▶ **DIRECTIONS FOR THIS TASK**
Every line containing the word "name" needs to be found and copied.

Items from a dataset
_____

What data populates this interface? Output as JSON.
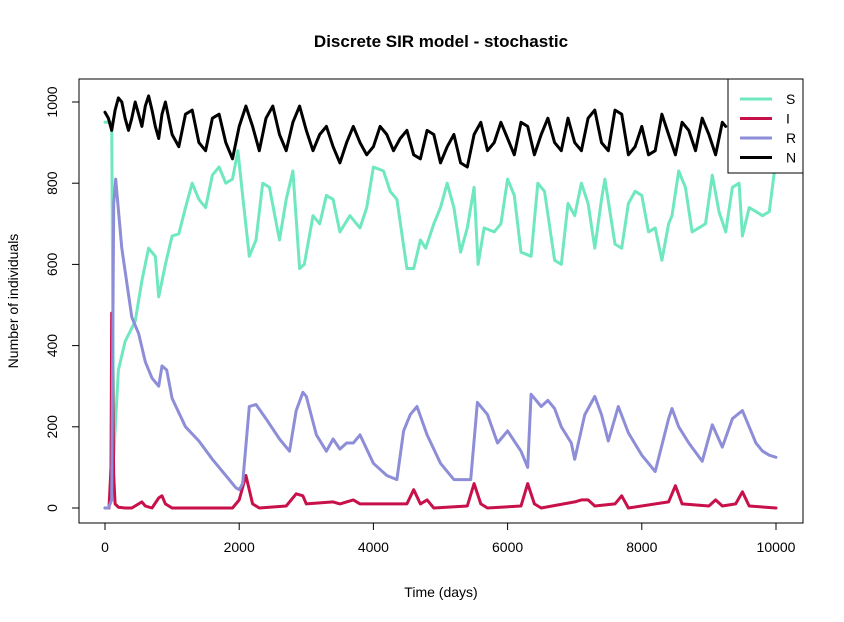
{
  "chart_data": {
    "type": "line",
    "title": "Discrete SIR model - stochastic",
    "xlabel": "Time (days)",
    "ylabel": "Number of individuals",
    "xlim": [
      0,
      10000
    ],
    "ylim": [
      0,
      1000
    ],
    "x_ticks": [
      "0",
      "2000",
      "4000",
      "6000",
      "8000",
      "10000"
    ],
    "y_ticks": [
      "0",
      "200",
      "400",
      "600",
      "800",
      "1000"
    ],
    "grid": false,
    "legend_position": "top-right",
    "series": [
      {
        "name": "S",
        "color": "#6FE8C0",
        "x": [
          0,
          100,
          130,
          200,
          300,
          450,
          550,
          650,
          750,
          800,
          900,
          1000,
          1100,
          1200,
          1300,
          1400,
          1500,
          1600,
          1700,
          1800,
          1900,
          1980,
          2050,
          2150,
          2250,
          2350,
          2450,
          2600,
          2700,
          2800,
          2900,
          2970,
          3100,
          3200,
          3300,
          3400,
          3500,
          3650,
          3800,
          3900,
          4000,
          4150,
          4250,
          4350,
          4500,
          4600,
          4700,
          4780,
          4900,
          5000,
          5100,
          5200,
          5300,
          5400,
          5500,
          5560,
          5650,
          5800,
          5900,
          6000,
          6100,
          6200,
          6350,
          6450,
          6550,
          6700,
          6800,
          6900,
          7000,
          7100,
          7200,
          7300,
          7400,
          7450,
          7600,
          7700,
          7800,
          7900,
          8000,
          8100,
          8200,
          8300,
          8400,
          8450,
          8550,
          8650,
          8750,
          8850,
          8950,
          9050,
          9150,
          9250,
          9350,
          9450,
          9500,
          9600,
          9700,
          9800,
          9900,
          10000
        ],
        "values": [
          950,
          950,
          130,
          340,
          410,
          460,
          560,
          640,
          620,
          520,
          600,
          670,
          675,
          740,
          800,
          760,
          740,
          820,
          840,
          800,
          810,
          880,
          770,
          620,
          660,
          800,
          790,
          660,
          760,
          830,
          590,
          600,
          720,
          700,
          770,
          760,
          680,
          720,
          690,
          740,
          840,
          830,
          780,
          760,
          590,
          590,
          660,
          640,
          700,
          740,
          800,
          740,
          630,
          690,
          790,
          600,
          690,
          680,
          700,
          810,
          770,
          630,
          620,
          800,
          780,
          610,
          600,
          750,
          720,
          800,
          750,
          640,
          760,
          810,
          650,
          640,
          750,
          780,
          770,
          680,
          690,
          610,
          700,
          720,
          830,
          790,
          680,
          690,
          700,
          820,
          730,
          680,
          790,
          800,
          670,
          740,
          730,
          720,
          730,
          860
        ]
      },
      {
        "name": "I",
        "color": "#C8104A",
        "x": [
          0,
          60,
          90,
          100,
          115,
          130,
          150,
          200,
          300,
          400,
          500,
          550,
          600,
          700,
          800,
          850,
          900,
          1000,
          1500,
          1900,
          2000,
          2100,
          2200,
          2300,
          2700,
          2850,
          2950,
          3000,
          3400,
          3500,
          3700,
          3800,
          4500,
          4600,
          4700,
          4800,
          4900,
          5400,
          5500,
          5600,
          5700,
          6200,
          6300,
          6400,
          6500,
          7000,
          7100,
          7200,
          7300,
          7600,
          7700,
          7800,
          8400,
          8500,
          8600,
          9000,
          9100,
          9200,
          9400,
          9500,
          9600,
          10000
        ],
        "values": [
          0,
          0,
          100,
          480,
          320,
          80,
          10,
          2,
          0,
          0,
          10,
          15,
          5,
          0,
          25,
          30,
          10,
          0,
          0,
          0,
          20,
          80,
          10,
          0,
          5,
          35,
          30,
          10,
          15,
          10,
          20,
          10,
          10,
          45,
          10,
          20,
          0,
          5,
          60,
          10,
          0,
          5,
          60,
          10,
          0,
          15,
          20,
          20,
          5,
          10,
          30,
          0,
          15,
          55,
          10,
          5,
          20,
          5,
          10,
          40,
          5,
          0
        ]
      },
      {
        "name": "R",
        "color": "#8E8ED8",
        "x": [
          0,
          50,
          100,
          130,
          160,
          250,
          400,
          500,
          600,
          700,
          800,
          850,
          920,
          1000,
          1200,
          1400,
          1600,
          1800,
          1950,
          2000,
          2050,
          2150,
          2250,
          2400,
          2600,
          2750,
          2850,
          2950,
          3000,
          3150,
          3300,
          3400,
          3500,
          3600,
          3700,
          3800,
          4000,
          4200,
          4350,
          4450,
          4550,
          4650,
          4800,
          5000,
          5200,
          5450,
          5550,
          5700,
          5850,
          6000,
          6200,
          6300,
          6350,
          6500,
          6600,
          6700,
          6800,
          6950,
          7000,
          7150,
          7300,
          7400,
          7500,
          7650,
          7800,
          8000,
          8200,
          8400,
          8450,
          8550,
          8700,
          8900,
          9050,
          9200,
          9350,
          9500,
          9600,
          9700,
          9800,
          9900,
          10000
        ],
        "values": [
          0,
          0,
          20,
          750,
          810,
          640,
          470,
          430,
          360,
          320,
          300,
          350,
          340,
          270,
          200,
          165,
          120,
          80,
          50,
          45,
          60,
          250,
          255,
          220,
          170,
          140,
          240,
          285,
          275,
          180,
          140,
          170,
          145,
          160,
          160,
          180,
          110,
          80,
          70,
          190,
          230,
          250,
          180,
          110,
          70,
          70,
          260,
          230,
          160,
          190,
          140,
          100,
          280,
          250,
          265,
          245,
          200,
          160,
          120,
          230,
          275,
          230,
          165,
          250,
          185,
          130,
          90,
          220,
          245,
          200,
          160,
          115,
          205,
          150,
          220,
          240,
          200,
          160,
          140,
          130,
          125
        ]
      },
      {
        "name": "N",
        "color": "#000000",
        "x": [
          0,
          50,
          100,
          150,
          200,
          250,
          300,
          350,
          400,
          450,
          500,
          550,
          600,
          650,
          700,
          750,
          800,
          850,
          900,
          950,
          1000,
          1100,
          1200,
          1300,
          1400,
          1500,
          1600,
          1700,
          1800,
          1900,
          2000,
          2100,
          2200,
          2300,
          2400,
          2500,
          2600,
          2700,
          2800,
          2900,
          3000,
          3100,
          3200,
          3300,
          3400,
          3500,
          3600,
          3700,
          3800,
          3900,
          4000,
          4100,
          4200,
          4300,
          4400,
          4500,
          4600,
          4700,
          4800,
          4900,
          5000,
          5100,
          5200,
          5300,
          5400,
          5500,
          5600,
          5700,
          5800,
          5900,
          6000,
          6100,
          6200,
          6300,
          6400,
          6500,
          6600,
          6700,
          6800,
          6900,
          7000,
          7100,
          7200,
          7300,
          7400,
          7500,
          7600,
          7700,
          7800,
          7900,
          8000,
          8100,
          8200,
          8300,
          8400,
          8500,
          8600,
          8700,
          8800,
          8900,
          9000,
          9100,
          9200,
          9250
        ],
        "values": [
          975,
          960,
          930,
          980,
          1010,
          1000,
          960,
          930,
          960,
          1000,
          970,
          940,
          990,
          1015,
          980,
          940,
          910,
          970,
          1000,
          960,
          920,
          890,
          970,
          980,
          900,
          880,
          960,
          970,
          900,
          860,
          940,
          990,
          940,
          880,
          960,
          990,
          920,
          880,
          950,
          990,
          930,
          880,
          920,
          940,
          890,
          850,
          900,
          940,
          900,
          870,
          890,
          940,
          920,
          880,
          910,
          930,
          870,
          860,
          930,
          920,
          850,
          890,
          920,
          850,
          840,
          920,
          950,
          880,
          900,
          950,
          910,
          870,
          950,
          940,
          870,
          920,
          960,
          900,
          880,
          960,
          900,
          880,
          960,
          980,
          900,
          880,
          980,
          970,
          870,
          890,
          940,
          870,
          880,
          970,
          920,
          870,
          950,
          930,
          880,
          960,
          920,
          870,
          950,
          940
        ]
      }
    ]
  }
}
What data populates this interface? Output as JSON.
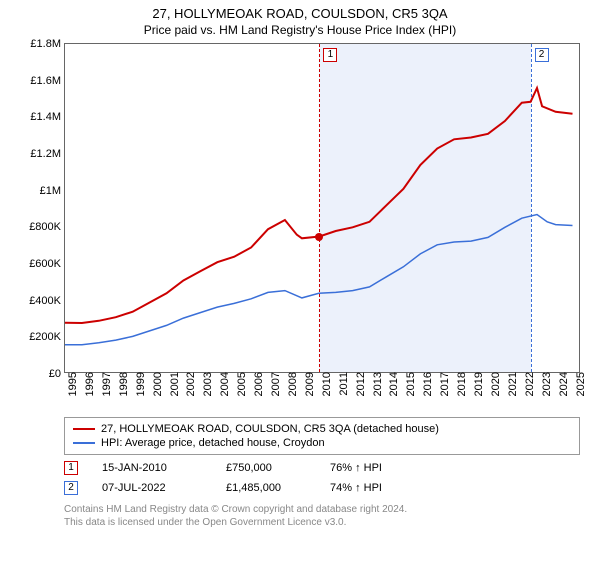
{
  "title": "27, HOLLYMEOAK ROAD, COULSDON, CR5 3QA",
  "subtitle": "Price paid vs. HM Land Registry's House Price Index (HPI)",
  "chart": {
    "type": "line",
    "background_color": "#ffffff",
    "border_color": "#666666",
    "grid_color": "#666666",
    "x_years": [
      1995,
      1996,
      1997,
      1998,
      1999,
      2000,
      2001,
      2002,
      2003,
      2004,
      2005,
      2006,
      2007,
      2008,
      2009,
      2010,
      2011,
      2012,
      2013,
      2014,
      2015,
      2016,
      2017,
      2018,
      2019,
      2020,
      2021,
      2022,
      2023,
      2024,
      2025
    ],
    "xlim": [
      1995,
      2025.5
    ],
    "ylim": [
      0,
      1800000
    ],
    "ytick_step": 200000,
    "ytick_labels": [
      "£0",
      "£200K",
      "£400K",
      "£600K",
      "£800K",
      "£1M",
      "£1.2M",
      "£1.4M",
      "£1.6M",
      "£1.8M"
    ],
    "shade_start_year": 2010.04,
    "shade_end_year": 2022.52,
    "vline1_color": "#cc0000",
    "vline2_color": "#3a6fd8",
    "series": [
      {
        "name": "27, HOLLYMEOAK ROAD, COULSDON, CR5 3QA (detached house)",
        "color": "#cc0000",
        "width": 2,
        "data": [
          [
            1995,
            280000
          ],
          [
            1996,
            278000
          ],
          [
            1997,
            290000
          ],
          [
            1998,
            310000
          ],
          [
            1999,
            340000
          ],
          [
            2000,
            390000
          ],
          [
            2001,
            440000
          ],
          [
            2002,
            510000
          ],
          [
            2003,
            560000
          ],
          [
            2004,
            610000
          ],
          [
            2005,
            640000
          ],
          [
            2006,
            690000
          ],
          [
            2007,
            790000
          ],
          [
            2008,
            840000
          ],
          [
            2008.7,
            760000
          ],
          [
            2009,
            740000
          ],
          [
            2010.04,
            750000
          ],
          [
            2011,
            780000
          ],
          [
            2012,
            800000
          ],
          [
            2013,
            830000
          ],
          [
            2014,
            920000
          ],
          [
            2015,
            1010000
          ],
          [
            2016,
            1140000
          ],
          [
            2017,
            1230000
          ],
          [
            2018,
            1280000
          ],
          [
            2019,
            1290000
          ],
          [
            2020,
            1310000
          ],
          [
            2021,
            1380000
          ],
          [
            2022,
            1480000
          ],
          [
            2022.52,
            1485000
          ],
          [
            2022.9,
            1560000
          ],
          [
            2023.2,
            1460000
          ],
          [
            2024,
            1430000
          ],
          [
            2025,
            1420000
          ]
        ]
      },
      {
        "name": "HPI: Average price, detached house, Croydon",
        "color": "#3a6fd8",
        "width": 1.5,
        "data": [
          [
            1995,
            160000
          ],
          [
            1996,
            160000
          ],
          [
            1997,
            170000
          ],
          [
            1998,
            185000
          ],
          [
            1999,
            205000
          ],
          [
            2000,
            235000
          ],
          [
            2001,
            265000
          ],
          [
            2002,
            305000
          ],
          [
            2003,
            335000
          ],
          [
            2004,
            365000
          ],
          [
            2005,
            385000
          ],
          [
            2006,
            410000
          ],
          [
            2007,
            445000
          ],
          [
            2008,
            455000
          ],
          [
            2009,
            415000
          ],
          [
            2010,
            440000
          ],
          [
            2011,
            445000
          ],
          [
            2012,
            455000
          ],
          [
            2013,
            475000
          ],
          [
            2014,
            530000
          ],
          [
            2015,
            585000
          ],
          [
            2016,
            655000
          ],
          [
            2017,
            705000
          ],
          [
            2018,
            720000
          ],
          [
            2019,
            725000
          ],
          [
            2020,
            745000
          ],
          [
            2021,
            800000
          ],
          [
            2022,
            850000
          ],
          [
            2022.9,
            870000
          ],
          [
            2023.5,
            830000
          ],
          [
            2024,
            815000
          ],
          [
            2025,
            810000
          ]
        ]
      }
    ],
    "sale_points": [
      {
        "x": 2010.04,
        "y": 750000,
        "color": "#cc0000"
      }
    ],
    "markers": [
      {
        "label": "1",
        "year": 2010.04,
        "color": "#cc0000"
      },
      {
        "label": "2",
        "year": 2022.52,
        "color": "#3a6fd8"
      }
    ]
  },
  "legend": {
    "items": [
      {
        "color": "#cc0000",
        "label": "27, HOLLYMEOAK ROAD, COULSDON, CR5 3QA (detached house)"
      },
      {
        "color": "#3a6fd8",
        "label": "HPI: Average price, detached house, Croydon"
      }
    ]
  },
  "sales": [
    {
      "label": "1",
      "color": "#cc0000",
      "date": "15-JAN-2010",
      "price": "£750,000",
      "hpi": "76% ↑ HPI"
    },
    {
      "label": "2",
      "color": "#3a6fd8",
      "date": "07-JUL-2022",
      "price": "£1,485,000",
      "hpi": "74% ↑ HPI"
    }
  ],
  "footer": {
    "line1": "Contains HM Land Registry data © Crown copyright and database right 2024.",
    "line2": "This data is licensed under the Open Government Licence v3.0."
  }
}
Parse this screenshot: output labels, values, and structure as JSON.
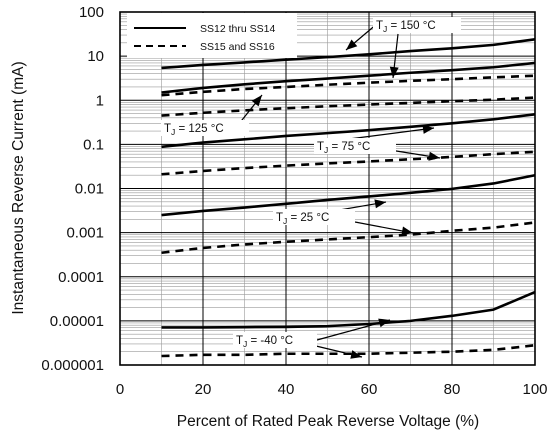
{
  "chart_data": {
    "type": "line",
    "title": "",
    "xlabel": "Percent of Rated Peak Reverse Voltage (%)",
    "ylabel": "Instantaneous Reverse Current (mA)",
    "xlim": [
      0,
      100
    ],
    "ylim": [
      1e-06,
      100
    ],
    "y_scale": "log",
    "grid": true,
    "x_ticks": [
      "0",
      "20",
      "40",
      "60",
      "80",
      "100"
    ],
    "y_ticks": [
      "0.000001",
      "0.00001",
      "0.0001",
      "0.001",
      "0.01",
      "0.1",
      "1",
      "10",
      "100"
    ],
    "legend": {
      "position": "top-left",
      "entries": [
        {
          "label": "SS12 thru SS14",
          "style": "solid"
        },
        {
          "label": "SS15 and SS16",
          "style": "dashed"
        }
      ]
    },
    "annotations": [
      {
        "tj": "150",
        "label": "T",
        "sub": "J",
        "rest": " = 150 °C"
      },
      {
        "tj": "125",
        "label": "T",
        "sub": "J",
        "rest": " = 125 °C"
      },
      {
        "tj": "75",
        "label": "T",
        "sub": "J",
        "rest": " = 75 °C"
      },
      {
        "tj": "25",
        "label": "T",
        "sub": "J",
        "rest": " = 25 °C"
      },
      {
        "tj": "-40",
        "label": "T",
        "sub": "J",
        "rest": " = -40 °C"
      }
    ],
    "series": [
      {
        "group": "SS12 thru SS14",
        "tj": "150",
        "style": "solid",
        "x": [
          10,
          20,
          30,
          40,
          50,
          60,
          70,
          80,
          90,
          100
        ],
        "y": [
          5.4,
          6.3,
          7.2,
          8.3,
          9.5,
          11,
          13,
          15,
          18,
          24
        ]
      },
      {
        "group": "SS12 thru SS14",
        "tj": "125",
        "style": "solid",
        "x": [
          10,
          20,
          30,
          40,
          50,
          60,
          70,
          80,
          90,
          100
        ],
        "y": [
          1.5,
          1.9,
          2.3,
          2.7,
          3.1,
          3.6,
          4.2,
          4.8,
          5.6,
          7.0
        ]
      },
      {
        "group": "SS15 and SS16",
        "tj": "150",
        "style": "dashed",
        "x": [
          10,
          20,
          30,
          40,
          50,
          60,
          70,
          80,
          90,
          100
        ],
        "y": [
          1.3,
          1.55,
          1.8,
          2.0,
          2.25,
          2.5,
          2.75,
          3.0,
          3.3,
          3.6
        ]
      },
      {
        "group": "SS15 and SS16",
        "tj": "125",
        "style": "dashed",
        "x": [
          10,
          20,
          30,
          40,
          50,
          60,
          70,
          80,
          90,
          100
        ],
        "y": [
          0.45,
          0.52,
          0.59,
          0.66,
          0.73,
          0.8,
          0.87,
          0.95,
          1.03,
          1.15
        ]
      },
      {
        "group": "SS12 thru SS14",
        "tj": "75",
        "style": "solid",
        "x": [
          10,
          20,
          30,
          40,
          50,
          60,
          70,
          80,
          90,
          100
        ],
        "y": [
          0.088,
          0.11,
          0.13,
          0.155,
          0.18,
          0.21,
          0.25,
          0.3,
          0.37,
          0.48
        ]
      },
      {
        "group": "SS15 and SS16",
        "tj": "75",
        "style": "dashed",
        "x": [
          10,
          20,
          30,
          40,
          50,
          60,
          70,
          80,
          90,
          100
        ],
        "y": [
          0.021,
          0.025,
          0.029,
          0.033,
          0.037,
          0.041,
          0.046,
          0.052,
          0.06,
          0.068
        ]
      },
      {
        "group": "SS12 thru SS14",
        "tj": "25",
        "style": "solid",
        "x": [
          10,
          20,
          30,
          40,
          50,
          60,
          70,
          80,
          90,
          100
        ],
        "y": [
          0.0025,
          0.0031,
          0.0037,
          0.0045,
          0.0055,
          0.0066,
          0.008,
          0.0098,
          0.013,
          0.02
        ]
      },
      {
        "group": "SS15 and SS16",
        "tj": "25",
        "style": "dashed",
        "x": [
          10,
          20,
          30,
          40,
          50,
          60,
          70,
          80,
          90,
          100
        ],
        "y": [
          0.00035,
          0.00045,
          0.00054,
          0.00062,
          0.0007,
          0.00079,
          0.0009,
          0.0011,
          0.0013,
          0.0017
        ]
      },
      {
        "group": "SS12 thru SS14",
        "tj": "-40",
        "style": "solid",
        "x": [
          10,
          20,
          30,
          40,
          50,
          60,
          70,
          80,
          90,
          100
        ],
        "y": [
          7.1e-06,
          7.1e-06,
          7.2e-06,
          7.3e-06,
          7.6e-06,
          8.5e-06,
          1e-05,
          1.3e-05,
          1.8e-05,
          4.5e-05
        ]
      },
      {
        "group": "SS15 and SS16",
        "tj": "-40",
        "style": "dashed",
        "x": [
          10,
          20,
          30,
          40,
          50,
          60,
          70,
          80,
          90,
          100
        ],
        "y": [
          1.6e-06,
          1.7e-06,
          1.7e-06,
          1.8e-06,
          1.8e-06,
          1.8e-06,
          1.9e-06,
          2e-06,
          2.2e-06,
          2.8e-06
        ]
      }
    ]
  }
}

_____

▶ **PROBLEM SOLUTION**
        "name": "S",
        "name": "I",
        "name": "R",
        "name": "N",
        "name": "27, HOLLYMEOAK ROAD, COULSDON, CR5 3QA (detached house)",
        "name": "HPI: Average price, detached house, Croydon",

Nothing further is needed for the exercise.